Task objective
Exclude images, then output the remaining data verbatim.

Input records
═══

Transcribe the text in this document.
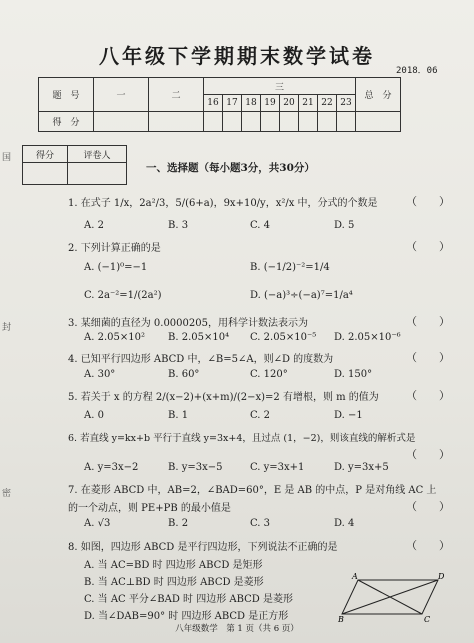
八年级下学期期末数学试卷
2018．06
题　号	一	二	三								总　分
			16	17	18	19	20	21	22	23	
得　分											
得分	评卷人

一、选择题（每小题3分，共30分）
1. 在式子 1/x，2a²/3，5/(6+a)，9x+10/y，x²/x 中，分式的个数是	（　　）
A. 2	B. 3	C. 4	D. 5
2. 下列计算正确的是	（　　）
A. (−1)⁰=−1	B. (−1/2)⁻²=1/4
C. 2a⁻²=1/(2a²)	D. (−a)³÷(−a)⁷=1/a⁴
3. 某细菌的直径为 0.0000205，用科学计数法表示为	（　　）
A. 2.05×10² B. 2.05×10⁴ C. 2.05×10⁻⁵ D. 2.05×10⁻⁶
4. 已知平行四边形 ABCD 中，∠B=5∠A，则∠D 的度数为	（　　）
A. 30°	B. 60°	C. 120°	D. 150°
5. 若关于 x 的方程 2/(x−2)+(x+m)/(2−x)=2 有增根，则 m 的值为 （　　）
A. 0	B. 1	C. 2	D. −1
6. 若直线 y=kx+b 平行于直线 y=3x+4，且过点 (1，−2)，则该直线的解析式是
（　　）
A. y=3x−2	B. y=3x−5	C. y=3x+1	D. y=3x+5
7. 在菱形 ABCD 中，AB=2，∠BAD=60°，E 是 AB 的中点，P 是对角线 AC 上
的一个动点，则 PE+PB 的最小值是	（　　）
A. √3	B. 2	C. 3	D. 4
8. 如图，四边形 ABCD 是平行四边形，下列说法不正确的是	（　　）
A. 当 AC=BD 时 四边形 ABCD 是矩形
B. 当 AC⊥BD 时 四边形 ABCD 是菱形
C. 当 AC 平分∠BAD 时 四边形 ABCD 是菱形
D. 当∠DAB=90° 时 四边形 ABCD 是正方形
A	D
B	C
国
封
密
八年级数学　第 1 页（共 6 页）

═══

Written answer
Transcribe the text in this document.
八年级下学期期末数学试卷
2018．06
题　号	一	二	三								总　分
			16	17	18	19	20	21	22	23	
得　分											
得分	评卷人

一、选择题（每小题3分，共30分）
1. 在式子 1/x，2a²/3，5/(6+a)，9x+10/y，x²/x 中，分式的个数是	（　　）
A. 2	B. 3	C. 4	D. 5
2. 下列计算正确的是	（　　）
A. (−1)⁰=−1	B. (−1/2)⁻²=1/4
C. 2a⁻²=1/(2a²)	D. (−a)³÷(−a)⁷=1/a⁴
3. 某细菌的直径为 0.0000205，用科学计数法表示为	（　　）
A. 2.05×10² B. 2.05×10⁴ C. 2.05×10⁻⁵ D. 2.05×10⁻⁶
4. 已知平行四边形 ABCD 中，∠B=5∠A，则∠D 的度数为	（　　）
A. 30°	B. 60°	C. 120°	D. 150°
5. 若关于 x 的方程 2/(x−2)+(x+m)/(2−x)=2 有增根，则 m 的值为 （　　）
A. 0	B. 1	C. 2	D. −1
6. 若直线 y=kx+b 平行于直线 y=3x+4，且过点 (1，−2)，则该直线的解析式是
（　　）
A. y=3x−2	B. y=3x−5	C. y=3x+1	D. y=3x+5
7. 在菱形 ABCD 中，AB=2，∠BAD=60°，E 是 AB 的中点，P 是对角线 AC 上
的一个动点，则 PE+PB 的最小值是	（　　）
A. √3	B. 2	C. 3	D. 4
8. 如图，四边形 ABCD 是平行四边形，下列说法不正确的是	（　　）
A. 当 AC=BD 时 四边形 ABCD 是矩形
B. 当 AC⊥BD 时 四边形 ABCD 是菱形
C. 当 AC 平分∠BAD 时 四边形 ABCD 是菱形
D. 当∠DAB=90° 时 四边形 ABCD 是正方形
A	D
B	C
国
封
密
八年级数学　第 1 页（共 6 页）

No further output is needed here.